◆ **Exercise goal**: Turn every line of the data below into a JSON list of strings, one string per line, leaving out any blank lines.

◆ **Supplied material**:

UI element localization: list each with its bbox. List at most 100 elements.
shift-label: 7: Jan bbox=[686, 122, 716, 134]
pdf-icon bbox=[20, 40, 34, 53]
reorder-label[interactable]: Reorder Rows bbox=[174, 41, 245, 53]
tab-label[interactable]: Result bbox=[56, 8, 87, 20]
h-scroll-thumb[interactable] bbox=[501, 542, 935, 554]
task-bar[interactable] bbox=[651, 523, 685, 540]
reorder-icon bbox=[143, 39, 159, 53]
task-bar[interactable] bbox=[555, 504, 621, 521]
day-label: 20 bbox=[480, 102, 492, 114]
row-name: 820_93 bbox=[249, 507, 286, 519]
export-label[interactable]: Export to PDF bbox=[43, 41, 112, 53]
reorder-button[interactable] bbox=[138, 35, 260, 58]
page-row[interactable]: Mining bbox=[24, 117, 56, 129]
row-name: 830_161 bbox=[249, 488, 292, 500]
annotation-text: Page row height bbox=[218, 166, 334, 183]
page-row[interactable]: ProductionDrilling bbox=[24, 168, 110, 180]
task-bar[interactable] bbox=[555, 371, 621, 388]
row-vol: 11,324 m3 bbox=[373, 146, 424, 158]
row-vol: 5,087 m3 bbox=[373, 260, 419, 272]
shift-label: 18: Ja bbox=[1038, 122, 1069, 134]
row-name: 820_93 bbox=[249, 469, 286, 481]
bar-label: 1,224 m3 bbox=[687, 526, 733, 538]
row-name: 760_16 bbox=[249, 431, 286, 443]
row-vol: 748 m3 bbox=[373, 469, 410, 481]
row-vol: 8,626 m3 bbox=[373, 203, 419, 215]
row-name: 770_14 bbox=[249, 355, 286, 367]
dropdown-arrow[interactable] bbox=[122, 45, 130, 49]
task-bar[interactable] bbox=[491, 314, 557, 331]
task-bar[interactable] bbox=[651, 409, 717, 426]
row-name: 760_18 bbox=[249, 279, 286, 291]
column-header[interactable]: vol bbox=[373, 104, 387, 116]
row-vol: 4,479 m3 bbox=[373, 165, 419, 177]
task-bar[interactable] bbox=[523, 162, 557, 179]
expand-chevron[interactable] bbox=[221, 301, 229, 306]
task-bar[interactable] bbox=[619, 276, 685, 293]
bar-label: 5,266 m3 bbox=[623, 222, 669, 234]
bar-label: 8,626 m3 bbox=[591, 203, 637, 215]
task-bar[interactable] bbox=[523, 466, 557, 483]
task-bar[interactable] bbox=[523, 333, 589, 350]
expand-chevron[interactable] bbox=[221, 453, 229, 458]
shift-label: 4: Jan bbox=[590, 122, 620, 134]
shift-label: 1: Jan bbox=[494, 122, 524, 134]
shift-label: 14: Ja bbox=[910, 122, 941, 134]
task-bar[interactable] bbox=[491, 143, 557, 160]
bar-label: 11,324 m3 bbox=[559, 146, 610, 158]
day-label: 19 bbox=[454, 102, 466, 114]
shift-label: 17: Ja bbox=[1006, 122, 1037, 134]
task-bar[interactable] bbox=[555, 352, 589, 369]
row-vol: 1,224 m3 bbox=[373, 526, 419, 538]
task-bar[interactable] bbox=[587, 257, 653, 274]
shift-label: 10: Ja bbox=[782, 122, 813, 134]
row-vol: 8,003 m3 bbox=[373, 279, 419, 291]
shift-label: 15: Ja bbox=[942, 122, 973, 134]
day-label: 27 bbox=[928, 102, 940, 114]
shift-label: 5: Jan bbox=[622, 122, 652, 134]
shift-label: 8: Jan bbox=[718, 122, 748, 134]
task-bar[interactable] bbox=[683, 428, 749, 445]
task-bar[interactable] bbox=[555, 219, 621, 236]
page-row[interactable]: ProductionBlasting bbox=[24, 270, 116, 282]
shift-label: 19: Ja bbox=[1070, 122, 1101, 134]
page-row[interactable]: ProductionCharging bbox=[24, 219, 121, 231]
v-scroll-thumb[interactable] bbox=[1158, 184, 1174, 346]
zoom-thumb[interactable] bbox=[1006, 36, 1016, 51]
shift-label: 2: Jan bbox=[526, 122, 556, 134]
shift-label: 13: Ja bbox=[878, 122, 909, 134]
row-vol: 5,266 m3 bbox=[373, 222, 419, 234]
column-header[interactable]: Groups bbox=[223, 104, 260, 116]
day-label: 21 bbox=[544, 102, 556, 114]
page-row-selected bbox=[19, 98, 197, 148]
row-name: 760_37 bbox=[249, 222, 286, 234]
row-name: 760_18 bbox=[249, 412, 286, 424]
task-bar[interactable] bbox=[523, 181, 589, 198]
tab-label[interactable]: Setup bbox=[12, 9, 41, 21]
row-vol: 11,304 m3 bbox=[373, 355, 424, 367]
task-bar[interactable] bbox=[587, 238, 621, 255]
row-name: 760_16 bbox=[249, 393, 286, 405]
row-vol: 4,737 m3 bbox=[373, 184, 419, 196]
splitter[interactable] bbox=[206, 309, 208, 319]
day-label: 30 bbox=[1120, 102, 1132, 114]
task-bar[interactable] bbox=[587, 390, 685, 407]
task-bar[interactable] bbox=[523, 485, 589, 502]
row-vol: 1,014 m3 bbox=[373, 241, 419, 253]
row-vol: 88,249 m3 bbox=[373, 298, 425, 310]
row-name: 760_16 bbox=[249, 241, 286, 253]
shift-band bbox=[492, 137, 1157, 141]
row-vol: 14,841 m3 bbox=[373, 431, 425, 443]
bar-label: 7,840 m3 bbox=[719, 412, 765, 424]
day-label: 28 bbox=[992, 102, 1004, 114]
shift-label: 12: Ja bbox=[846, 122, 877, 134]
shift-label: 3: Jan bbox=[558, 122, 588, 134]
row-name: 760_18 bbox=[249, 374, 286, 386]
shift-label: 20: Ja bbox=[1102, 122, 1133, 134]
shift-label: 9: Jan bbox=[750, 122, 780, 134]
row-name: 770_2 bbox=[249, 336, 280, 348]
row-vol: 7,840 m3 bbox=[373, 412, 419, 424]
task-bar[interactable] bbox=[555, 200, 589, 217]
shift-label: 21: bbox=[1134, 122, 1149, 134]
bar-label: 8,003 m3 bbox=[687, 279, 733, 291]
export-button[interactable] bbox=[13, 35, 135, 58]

◆ **Answer for this exercise**:
[
  "UI element localization: list each with its bbox. List at most 100 elements.",
  "shift-label: 7: Jan bbox=[686, 122, 716, 134]",
  "pdf-icon bbox=[20, 40, 34, 53]",
  "reorder-label[interactable]: Reorder Rows bbox=[174, 41, 245, 53]",
  "tab-label[interactable]: Result bbox=[56, 8, 87, 20]",
  "h-scroll-thumb[interactable] bbox=[501, 542, 935, 554]",
  "task-bar[interactable] bbox=[651, 523, 685, 540]",
  "reorder-icon bbox=[143, 39, 159, 53]",
  "task-bar[interactable] bbox=[555, 504, 621, 521]",
  "day-label: 20 bbox=[480, 102, 492, 114]",
  "row-name: 820_93 bbox=[249, 507, 286, 519]",
  "export-label[interactable]: Export to PDF bbox=[43, 41, 112, 53]",
  "reorder-button[interactable] bbox=[138, 35, 260, 58]",
  "page-row[interactable]: Mining bbox=[24, 117, 56, 129]",
  "row-name: 830_161 bbox=[249, 488, 292, 500]",
  "annotation-text: Page row height bbox=[218, 166, 334, 183]",
  "page-row[interactable]: ProductionDrilling bbox=[24, 168, 110, 180]",
  "task-bar[interactable] bbox=[555, 371, 621, 388]",
  "row-vol: 11,324 m3 bbox=[373, 146, 424, 158]",
  "row-vol: 5,087 m3 bbox=[373, 260, 419, 272]",
  "shift-label: 18: Ja bbox=[1038, 122, 1069, 134]",
  "row-name: 820_93 bbox=[249, 469, 286, 481]",
  "bar-label: 1,224 m3 bbox=[687, 526, 733, 538]",
  "row-name: 760_16 bbox=[249, 431, 286, 443]",
  "row-vol: 748 m3 bbox=[373, 469, 410, 481]",
  "row-vol: 8,626 m3 bbox=[373, 203, 419, 215]",
  "row-name: 770_14 bbox=[249, 355, 286, 367]",
  "dropdown-arrow[interactable] bbox=[122, 45, 130, 49]",
  "task-bar[interactable] bbox=[491, 314, 557, 331]",
  "task-bar[interactable] bbox=[651, 409, 717, 426]",
  "row-name: 760_18 bbox=[249, 279, 286, 291]",
  "column-header[interactable]: vol bbox=[373, 104, 387, 116]",
  "row-vol: 4,479 m3 bbox=[373, 165, 419, 177]",
  "task-bar[interactable] bbox=[523, 162, 557, 179]",
  "expand-chevron[interactable] bbox=[221, 301, 229, 306]",
  "task-bar[interactable] bbox=[619, 276, 685, 293]",
  "bar-label: 5,266 m3 bbox=[623, 222, 669, 234]",
  "bar-label: 8,626 m3 bbox=[591, 203, 637, 215]",
  "task-bar[interactable] bbox=[523, 466, 557, 483]",
  "task-bar[interactable] bbox=[523, 333, 589, 350]",
  "expand-chevron[interactable] bbox=[221, 453, 229, 458]",
  "shift-label: 4: Jan bbox=[590, 122, 620, 134]",
  "shift-label: 1: Jan bbox=[494, 122, 524, 134]",
  "shift-label: 14: Ja bbox=[910, 122, 941, 134]",
  "task-bar[interactable] bbox=[491, 143, 557, 160]",
  "bar-label: 11,324 m3 bbox=[559, 146, 610, 158]",
  "day-label: 19 bbox=[454, 102, 466, 114]",
  "shift-label: 17: Ja bbox=[1006, 122, 1037, 134]",
  "task-bar[interactable] bbox=[555, 352, 589, 369]",
  "row-vol: 1,224 m3 bbox=[373, 526, 419, 538]",
  "task-bar[interactable] bbox=[587, 257, 653, 274]",
  "shift-label: 10: Ja bbox=[782, 122, 813, 134]",
  "row-vol: 8,003 m3 bbox=[373, 279, 419, 291]",
  "shift-label: 15: Ja bbox=[942, 122, 973, 134]",
  "day-label: 27 bbox=[928, 102, 940, 114]",
  "shift-label: 5: Jan bbox=[622, 122, 652, 134]",
  "shift-label: 8: Jan bbox=[718, 122, 748, 134]",
  "task-bar[interactable] bbox=[683, 428, 749, 445]",
  "task-bar[interactable] bbox=[555, 219, 621, 236]",
  "page-row[interactable]: ProductionBlasting bbox=[24, 270, 116, 282]",
  "shift-label: 19: Ja bbox=[1070, 122, 1101, 134]",
  "page-row[interactable]: ProductionCharging bbox=[24, 219, 121, 231]",
  "v-scroll-thumb[interactable] bbox=[1158, 184, 1174, 346]",
  "zoom-thumb[interactable] bbox=[1006, 36, 1016, 51]",
  "shift-label: 2: Jan bbox=[526, 122, 556, 134]",
  "shift-label: 13: Ja bbox=[878, 122, 909, 134]",
  "row-vol: 5,266 m3 bbox=[373, 222, 419, 234]",
  "column-header[interactable]: Groups bbox=[223, 104, 260, 116]",
  "day-label: 21 bbox=[544, 102, 556, 114]",
  "page-row-selected bbox=[19, 98, 197, 148]",
  "row-name: 760_37 bbox=[249, 222, 286, 234]",
  "row-name: 760_18 bbox=[249, 412, 286, 424]",
  "task-bar[interactable] bbox=[523, 181, 589, 198]",
  "tab-label[interactable]: Setup bbox=[12, 9, 41, 21]",
  "row-vol: 11,304 m3 bbox=[373, 355, 424, 367]",
  "task-bar[interactable] bbox=[587, 238, 621, 255]",
  "row-name: 760_16 bbox=[249, 393, 286, 405]",
  "row-vol: 4,737 m3 bbox=[373, 184, 419, 196]",
  "splitter[interactable] bbox=[206, 309, 208, 319]",
  "day-label: 30 bbox=[1120, 102, 1132, 114]",
  "task-bar[interactable] bbox=[587, 390, 685, 407]",
  "task-bar[interactable] bbox=[523, 485, 589, 502]",
  "row-vol: 1,014 m3 bbox=[373, 241, 419, 253]",
  "row-vol: 88,249 m3 bbox=[373, 298, 425, 310]",
  "row-name: 760_16 bbox=[249, 241, 286, 253]",
  "shift-band bbox=[492, 137, 1157, 141]",
  "row-vol: 14,841 m3 bbox=[373, 431, 425, 443]",
  "bar-label: 7,840 m3 bbox=[719, 412, 765, 424]",
  "day-label: 28 bbox=[992, 102, 1004, 114]",
  "shift-label: 12: Ja bbox=[846, 122, 877, 134]",
  "shift-label: 3: Jan bbox=[558, 122, 588, 134]",
  "row-name: 760_18 bbox=[249, 374, 286, 386]",
  "shift-label: 20: Ja bbox=[1102, 122, 1133, 134]",
  "shift-label: 9: Jan bbox=[750, 122, 780, 134]",
  "row-name: 770_2 bbox=[249, 336, 280, 348]",
  "row-vol: 7,840 m3 bbox=[373, 412, 419, 424]",
  "task-bar[interactable] bbox=[555, 200, 589, 217]",
  "shift-label: 21: bbox=[1134, 122, 1149, 134]",
  "bar-label: 8,003 m3 bbox=[687, 279, 733, 291]",
  "export-button[interactable] bbox=[13, 35, 135, 58]"
]